(Dataset records)

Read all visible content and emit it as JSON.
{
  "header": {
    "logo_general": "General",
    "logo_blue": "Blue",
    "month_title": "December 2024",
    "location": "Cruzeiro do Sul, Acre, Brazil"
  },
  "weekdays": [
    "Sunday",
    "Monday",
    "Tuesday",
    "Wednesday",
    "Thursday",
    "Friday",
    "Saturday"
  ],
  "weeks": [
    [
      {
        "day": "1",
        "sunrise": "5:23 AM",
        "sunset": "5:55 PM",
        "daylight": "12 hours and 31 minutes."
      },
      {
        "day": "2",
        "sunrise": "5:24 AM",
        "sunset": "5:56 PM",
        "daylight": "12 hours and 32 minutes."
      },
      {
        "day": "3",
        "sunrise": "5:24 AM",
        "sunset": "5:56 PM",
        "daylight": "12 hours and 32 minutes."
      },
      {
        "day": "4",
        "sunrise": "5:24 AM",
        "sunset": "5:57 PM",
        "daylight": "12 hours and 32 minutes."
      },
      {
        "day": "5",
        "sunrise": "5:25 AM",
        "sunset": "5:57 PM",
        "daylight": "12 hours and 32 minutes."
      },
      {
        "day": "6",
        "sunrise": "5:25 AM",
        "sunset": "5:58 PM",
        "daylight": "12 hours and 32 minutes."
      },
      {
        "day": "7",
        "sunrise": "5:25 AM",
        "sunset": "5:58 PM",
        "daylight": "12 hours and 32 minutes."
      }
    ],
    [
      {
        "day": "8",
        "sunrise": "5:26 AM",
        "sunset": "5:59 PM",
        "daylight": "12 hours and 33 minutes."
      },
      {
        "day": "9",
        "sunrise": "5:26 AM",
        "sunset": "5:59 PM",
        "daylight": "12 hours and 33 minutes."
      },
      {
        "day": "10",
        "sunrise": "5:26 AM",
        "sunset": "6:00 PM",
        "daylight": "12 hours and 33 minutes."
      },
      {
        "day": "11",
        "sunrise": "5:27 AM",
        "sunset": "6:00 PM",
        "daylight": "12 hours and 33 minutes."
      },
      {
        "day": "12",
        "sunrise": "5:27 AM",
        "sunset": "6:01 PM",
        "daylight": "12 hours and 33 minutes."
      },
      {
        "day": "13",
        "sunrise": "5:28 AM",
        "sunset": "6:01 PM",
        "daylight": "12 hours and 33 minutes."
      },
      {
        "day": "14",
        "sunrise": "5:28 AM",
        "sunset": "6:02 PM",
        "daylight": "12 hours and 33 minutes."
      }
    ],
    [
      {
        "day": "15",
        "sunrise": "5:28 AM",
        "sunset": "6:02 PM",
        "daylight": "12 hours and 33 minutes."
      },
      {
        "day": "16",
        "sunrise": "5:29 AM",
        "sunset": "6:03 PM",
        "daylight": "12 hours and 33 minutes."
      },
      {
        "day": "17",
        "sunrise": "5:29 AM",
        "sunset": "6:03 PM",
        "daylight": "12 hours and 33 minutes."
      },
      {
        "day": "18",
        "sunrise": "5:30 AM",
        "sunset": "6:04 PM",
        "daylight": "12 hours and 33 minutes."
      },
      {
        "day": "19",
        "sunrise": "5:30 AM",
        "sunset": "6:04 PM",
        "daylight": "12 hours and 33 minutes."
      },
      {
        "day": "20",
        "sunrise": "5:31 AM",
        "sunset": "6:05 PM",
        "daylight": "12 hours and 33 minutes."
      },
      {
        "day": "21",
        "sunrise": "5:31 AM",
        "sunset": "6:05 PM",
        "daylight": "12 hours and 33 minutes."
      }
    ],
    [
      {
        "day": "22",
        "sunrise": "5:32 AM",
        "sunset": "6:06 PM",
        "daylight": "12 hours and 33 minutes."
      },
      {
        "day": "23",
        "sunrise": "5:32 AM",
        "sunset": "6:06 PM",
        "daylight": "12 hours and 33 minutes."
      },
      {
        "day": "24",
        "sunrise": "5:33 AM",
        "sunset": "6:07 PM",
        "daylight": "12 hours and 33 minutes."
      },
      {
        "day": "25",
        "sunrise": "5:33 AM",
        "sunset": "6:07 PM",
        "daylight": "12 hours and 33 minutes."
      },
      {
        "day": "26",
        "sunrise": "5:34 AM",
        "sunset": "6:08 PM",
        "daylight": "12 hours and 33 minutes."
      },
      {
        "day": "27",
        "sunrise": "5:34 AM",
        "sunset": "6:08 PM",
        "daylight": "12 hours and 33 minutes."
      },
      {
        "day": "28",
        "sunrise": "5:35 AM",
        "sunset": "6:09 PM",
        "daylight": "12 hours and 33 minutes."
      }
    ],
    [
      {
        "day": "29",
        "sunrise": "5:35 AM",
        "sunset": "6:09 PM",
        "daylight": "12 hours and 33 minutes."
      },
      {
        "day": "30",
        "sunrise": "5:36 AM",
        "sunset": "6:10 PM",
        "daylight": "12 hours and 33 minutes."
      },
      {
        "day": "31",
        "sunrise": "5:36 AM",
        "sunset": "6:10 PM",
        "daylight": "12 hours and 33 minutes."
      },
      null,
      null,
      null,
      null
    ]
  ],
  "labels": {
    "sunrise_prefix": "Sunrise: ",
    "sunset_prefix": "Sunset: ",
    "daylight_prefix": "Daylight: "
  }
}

### REQUIREMENT:
Your task is to give the records above again, exactly.

### SOLUTION TO THIS TASK:
Read all visible content and emit it as JSON.
{
  "header": {
    "logo_general": "General",
    "logo_blue": "Blue",
    "month_title": "December 2024",
    "location": "Cruzeiro do Sul, Acre, Brazil"
  },
  "weekdays": [
    "Sunday",
    "Monday",
    "Tuesday",
    "Wednesday",
    "Thursday",
    "Friday",
    "Saturday"
  ],
  "weeks": [
    [
      {
        "day": "1",
        "sunrise": "5:23 AM",
        "sunset": "5:55 PM",
        "daylight": "12 hours and 31 minutes."
      },
      {
        "day": "2",
        "sunrise": "5:24 AM",
        "sunset": "5:56 PM",
        "daylight": "12 hours and 32 minutes."
      },
      {
        "day": "3",
        "sunrise": "5:24 AM",
        "sunset": "5:56 PM",
        "daylight": "12 hours and 32 minutes."
      },
      {
        "day": "4",
        "sunrise": "5:24 AM",
        "sunset": "5:57 PM",
        "daylight": "12 hours and 32 minutes."
      },
      {
        "day": "5",
        "sunrise": "5:25 AM",
        "sunset": "5:57 PM",
        "daylight": "12 hours and 32 minutes."
      },
      {
        "day": "6",
        "sunrise": "5:25 AM",
        "sunset": "5:58 PM",
        "daylight": "12 hours and 32 minutes."
      },
      {
        "day": "7",
        "sunrise": "5:25 AM",
        "sunset": "5:58 PM",
        "daylight": "12 hours and 32 minutes."
      }
    ],
    [
      {
        "day": "8",
        "sunrise": "5:26 AM",
        "sunset": "5:59 PM",
        "daylight": "12 hours and 33 minutes."
      },
      {
        "day": "9",
        "sunrise": "5:26 AM",
        "sunset": "5:59 PM",
        "daylight": "12 hours and 33 minutes."
      },
      {
        "day": "10",
        "sunrise": "5:26 AM",
        "sunset": "6:00 PM",
        "daylight": "12 hours and 33 minutes."
      },
      {
        "day": "11",
        "sunrise": "5:27 AM",
        "sunset": "6:00 PM",
        "daylight": "12 hours and 33 minutes."
      },
      {
        "day": "12",
        "sunrise": "5:27 AM",
        "sunset": "6:01 PM",
        "daylight": "12 hours and 33 minutes."
      },
      {
        "day": "13",
        "sunrise": "5:28 AM",
        "sunset": "6:01 PM",
        "daylight": "12 hours and 33 minutes."
      },
      {
        "day": "14",
        "sunrise": "5:28 AM",
        "sunset": "6:02 PM",
        "daylight": "12 hours and 33 minutes."
      }
    ],
    [
      {
        "day": "15",
        "sunrise": "5:28 AM",
        "sunset": "6:02 PM",
        "daylight": "12 hours and 33 minutes."
      },
      {
        "day": "16",
        "sunrise": "5:29 AM",
        "sunset": "6:03 PM",
        "daylight": "12 hours and 33 minutes."
      },
      {
        "day": "17",
        "sunrise": "5:29 AM",
        "sunset": "6:03 PM",
        "daylight": "12 hours and 33 minutes."
      },
      {
        "day": "18",
        "sunrise": "5:30 AM",
        "sunset": "6:04 PM",
        "daylight": "12 hours and 33 minutes."
      },
      {
        "day": "19",
        "sunrise": "5:30 AM",
        "sunset": "6:04 PM",
        "daylight": "12 hours and 33 minutes."
      },
      {
        "day": "20",
        "sunrise": "5:31 AM",
        "sunset": "6:05 PM",
        "daylight": "12 hours and 33 minutes."
      },
      {
        "day": "21",
        "sunrise": "5:31 AM",
        "sunset": "6:05 PM",
        "daylight": "12 hours and 33 minutes."
      }
    ],
    [
      {
        "day": "22",
        "sunrise": "5:32 AM",
        "sunset": "6:06 PM",
        "daylight": "12 hours and 33 minutes."
      },
      {
        "day": "23",
        "sunrise": "5:32 AM",
        "sunset": "6:06 PM",
        "daylight": "12 hours and 33 minutes."
      },
      {
        "day": "24",
        "sunrise": "5:33 AM",
        "sunset": "6:07 PM",
        "daylight": "12 hours and 33 minutes."
      },
      {
        "day": "25",
        "sunrise": "5:33 AM",
        "sunset": "6:07 PM",
        "daylight": "12 hours and 33 minutes."
      },
      {
        "day": "26",
        "sunrise": "5:34 AM",
        "sunset": "6:08 PM",
        "daylight": "12 hours and 33 minutes."
      },
      {
        "day": "27",
        "sunrise": "5:34 AM",
        "sunset": "6:08 PM",
        "daylight": "12 hours and 33 minutes."
      },
      {
        "day": "28",
        "sunrise": "5:35 AM",
        "sunset": "6:09 PM",
        "daylight": "12 hours and 33 minutes."
      }
    ],
    [
      {
        "day": "29",
        "sunrise": "5:35 AM",
        "sunset": "6:09 PM",
        "daylight": "12 hours and 33 minutes."
      },
      {
        "day": "30",
        "sunrise": "5:36 AM",
        "sunset": "6:10 PM",
        "daylight": "12 hours and 33 minutes."
      },
      {
        "day": "31",
        "sunrise": "5:36 AM",
        "sunset": "6:10 PM",
        "daylight": "12 hours and 33 minutes."
      },
      null,
      null,
      null,
      null
    ]
  ],
  "labels": {
    "sunrise_prefix": "Sunrise: ",
    "sunset_prefix": "Sunset: ",
    "daylight_prefix": "Daylight: "
  }
}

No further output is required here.